### [The exercise]
Copy each line of the entries beneath that contains the word "education".

### [Extracted entries]
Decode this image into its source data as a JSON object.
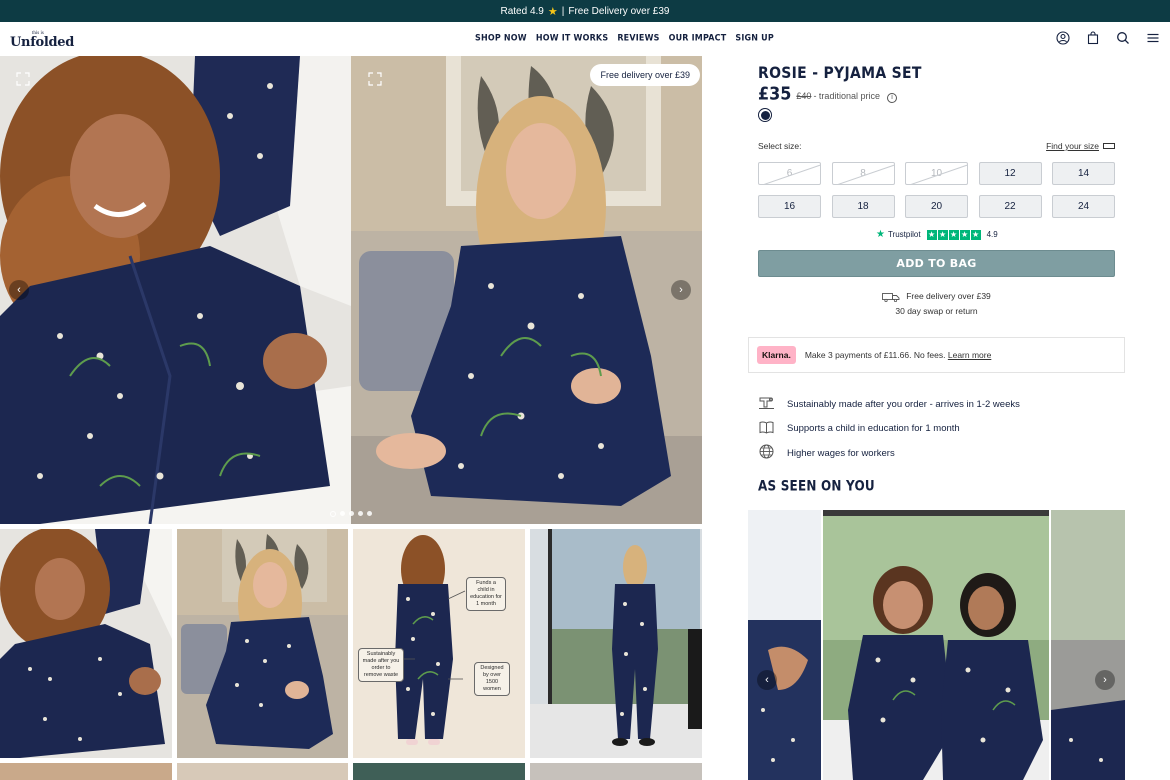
{
  "announcement": {
    "rated": "Rated 4.9",
    "separator": "|",
    "delivery": "Free Delivery over £39"
  },
  "header": {
    "logo_pre": "this is",
    "logo_word": "Unfolded",
    "nav": [
      "SHOP NOW",
      "HOW IT WORKS",
      "REVIEWS",
      "OUR IMPACT",
      "SIGN UP"
    ],
    "icons": [
      "account-icon",
      "bag-icon",
      "search-icon",
      "menu-icon"
    ]
  },
  "gallery": {
    "badge": "Free delivery over £39",
    "dots_count": 5,
    "active_dot": 0,
    "thumb_callouts": [
      "Funds a child in education for 1 month",
      "Sustainably made after you order to remove waste",
      "Designed by over 1500 women"
    ]
  },
  "product": {
    "title": "ROSIE - PYJAMA SET",
    "price": "£35",
    "was_price": "£40",
    "was_label": "- traditional price",
    "info": "i",
    "swatch_color": "#15213f",
    "select_size_label": "Select size:",
    "find_size_label": "Find your size",
    "sizes": [
      {
        "label": "6",
        "available": false
      },
      {
        "label": "8",
        "available": false
      },
      {
        "label": "10",
        "available": false
      },
      {
        "label": "12",
        "available": true
      },
      {
        "label": "14",
        "available": true
      },
      {
        "label": "16",
        "available": true
      },
      {
        "label": "18",
        "available": true
      },
      {
        "label": "20",
        "available": true
      },
      {
        "label": "22",
        "available": true
      },
      {
        "label": "24",
        "available": true
      }
    ],
    "trustpilot": {
      "name": "Trustpilot",
      "score": "4.9",
      "stars": 5
    },
    "add_to_bag": "ADD TO BAG",
    "delivery_line1": "Free delivery over £39",
    "delivery_line2": "30 day swap or return"
  },
  "klarna": {
    "badge": "Klarna.",
    "text": "Make 3 payments of £11.66. No fees.",
    "link": "Learn more"
  },
  "features": [
    {
      "icon": "sewing-machine-icon",
      "text": "Sustainably made after you order - arrives in 1-2 weeks"
    },
    {
      "icon": "book-icon",
      "text": "Supports a child in education for 1 month"
    },
    {
      "icon": "globe-icon",
      "text": "Higher wages for workers"
    }
  ],
  "as_seen_on_you": {
    "heading": "AS SEEN ON YOU"
  },
  "colors": {
    "brand_dark": "#0d3b44",
    "navy": "#15213f",
    "add_to_bag": "#7f9ea2",
    "trustpilot_green": "#00b67a",
    "klarna_pink": "#ffb3c7",
    "rating_star": "#f5c518"
  }
}
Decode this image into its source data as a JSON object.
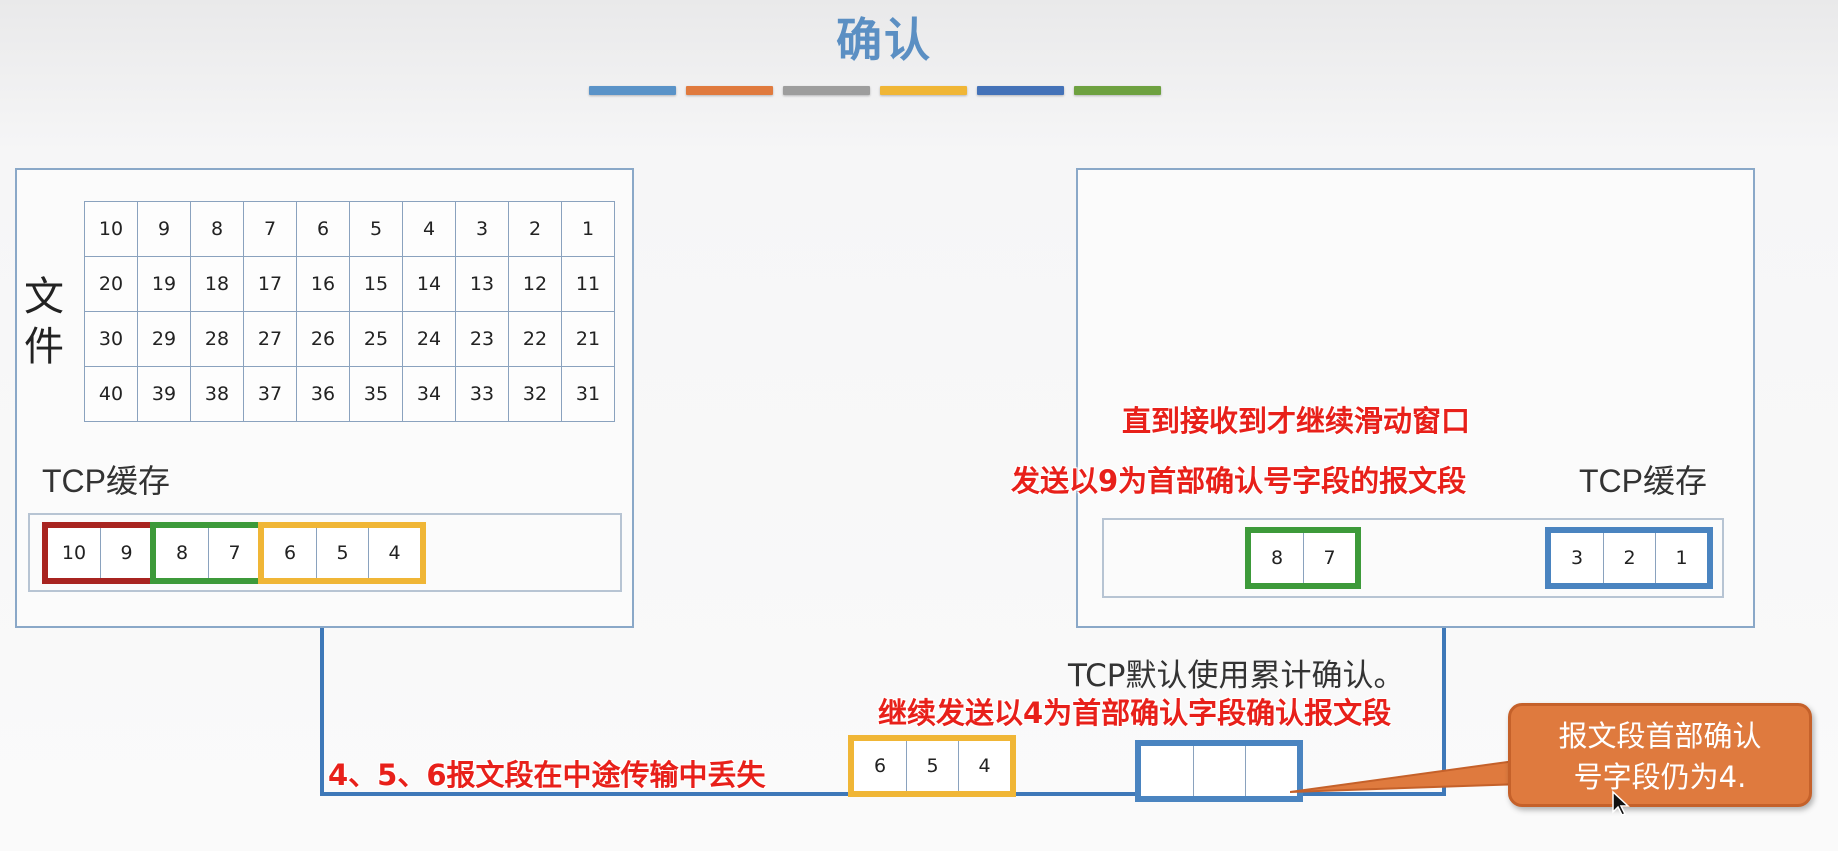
{
  "title": "确认",
  "color_bar": [
    "#5a93c8",
    "#e07a3e",
    "#9d9d9d",
    "#f0b636",
    "#4472b8",
    "#6ea140"
  ],
  "sender": {
    "file_label": "文件",
    "file_grid": [
      [
        "10",
        "9",
        "8",
        "7",
        "6",
        "5",
        "4",
        "3",
        "2",
        "1"
      ],
      [
        "20",
        "19",
        "18",
        "17",
        "16",
        "15",
        "14",
        "13",
        "12",
        "11"
      ],
      [
        "30",
        "29",
        "28",
        "27",
        "26",
        "25",
        "24",
        "23",
        "22",
        "21"
      ],
      [
        "40",
        "39",
        "38",
        "37",
        "36",
        "35",
        "34",
        "33",
        "32",
        "31"
      ]
    ],
    "cache_label": "TCP缓存",
    "cache_groups": [
      {
        "color": "#a82420",
        "cells": [
          "10",
          "9"
        ]
      },
      {
        "color": "#3d9a3a",
        "cells": [
          "8",
          "7"
        ]
      },
      {
        "color": "#f0b636",
        "cells": [
          "6",
          "5",
          "4"
        ]
      }
    ]
  },
  "receiver": {
    "cache_label": "TCP缓存",
    "groups": [
      {
        "color": "#3d9a3a",
        "cells": [
          "8",
          "7"
        ]
      },
      {
        "color": "#4a84c0",
        "cells": [
          "3",
          "2",
          "1"
        ]
      }
    ]
  },
  "annotations": {
    "until_received": "直到接收到才继续滑动窗口",
    "send_ack9": "发送以9为首部确认号字段的报文段",
    "cumulative": "TCP默认使用累计确认。",
    "continue_ack4": "继续发送以4为首部确认字段确认报文段",
    "lost": "4、5、6报文段在中途传输中丢失"
  },
  "in_transit": {
    "data_segment": {
      "color": "#f0b636",
      "cells": [
        "6",
        "5",
        "4"
      ]
    },
    "ack_segment": {
      "color": "#4a84c0",
      "cells": [
        "",
        "",
        ""
      ]
    }
  },
  "callout": {
    "line1": "报文段首部确认",
    "line2": "号字段仍为4."
  }
}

### [Result of the task]
      "Funds a child in education for 1 month",
      "text": "Supports a child in education for 1 month"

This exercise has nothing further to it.